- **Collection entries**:
:::::
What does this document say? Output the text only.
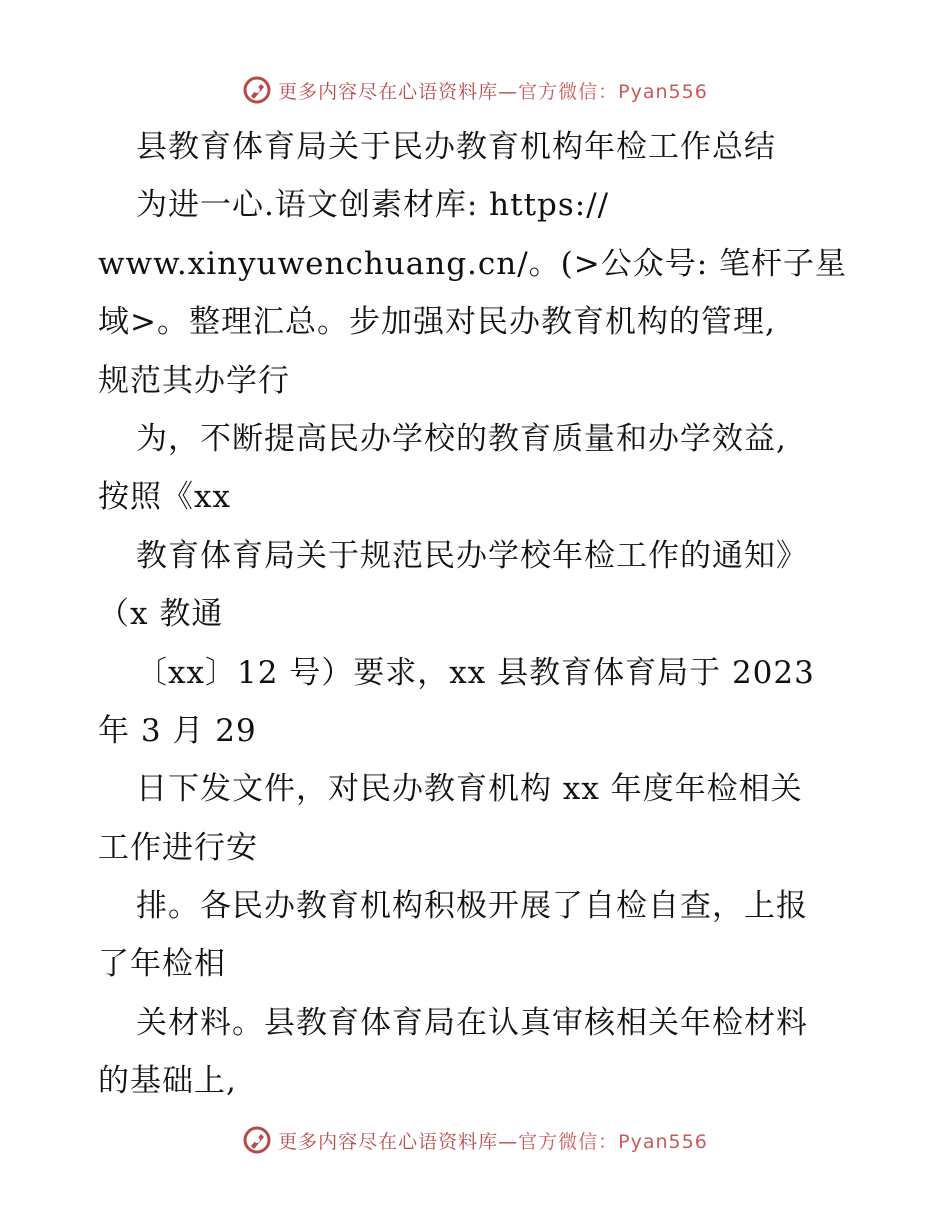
更多内容尽在心语资料库—官方微信：Pyan556
县教育体育局关于民办教育机构年检工作总结
为进一心.语文创素材库: https://
www.xinyuwenchuang.cn/。(>公众号: 笔杆子星
域>。整理汇总。步加强对民办教育机构的管理,
规范其办学行
为，不断提高民办学校的教育质量和办学效益,
按照《xx
教育体育局关于规范民办学校年检工作的通知》
（x 教通
〔xx〕12 号）要求，xx 县教育体育局于 2023
年 3 月 29
日下发文件，对民办教育机构 xx 年度年检相关
工作进行安
排。各民办教育机构积极开展了自检自查，上报
了年检相
关材料。县教育体育局在认真审核相关年检材料
的基础上,
更多内容尽在心语资料库—官方微信：Pyan556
:::::
- **Task to complete**: Each line of the data is to be duplicated exactly; pictures stay out of the copy.

- **Solution to the exercise**:
What does this document say? Output the text only.
更多内容尽在心语资料库—官方微信：Pyan556
县教育体育局关于民办教育机构年检工作总结
为进一心.语文创素材库: https://
www.xinyuwenchuang.cn/。(>公众号: 笔杆子星
域>。整理汇总。步加强对民办教育机构的管理,
规范其办学行
为，不断提高民办学校的教育质量和办学效益,
按照《xx
教育体育局关于规范民办学校年检工作的通知》
（x 教通
〔xx〕12 号）要求，xx 县教育体育局于 2023
年 3 月 29
日下发文件，对民办教育机构 xx 年度年检相关
工作进行安
排。各民办教育机构积极开展了自检自查，上报
了年检相
关材料。县教育体育局在认真审核相关年检材料
的基础上,
更多内容尽在心语资料库—官方微信：Pyan556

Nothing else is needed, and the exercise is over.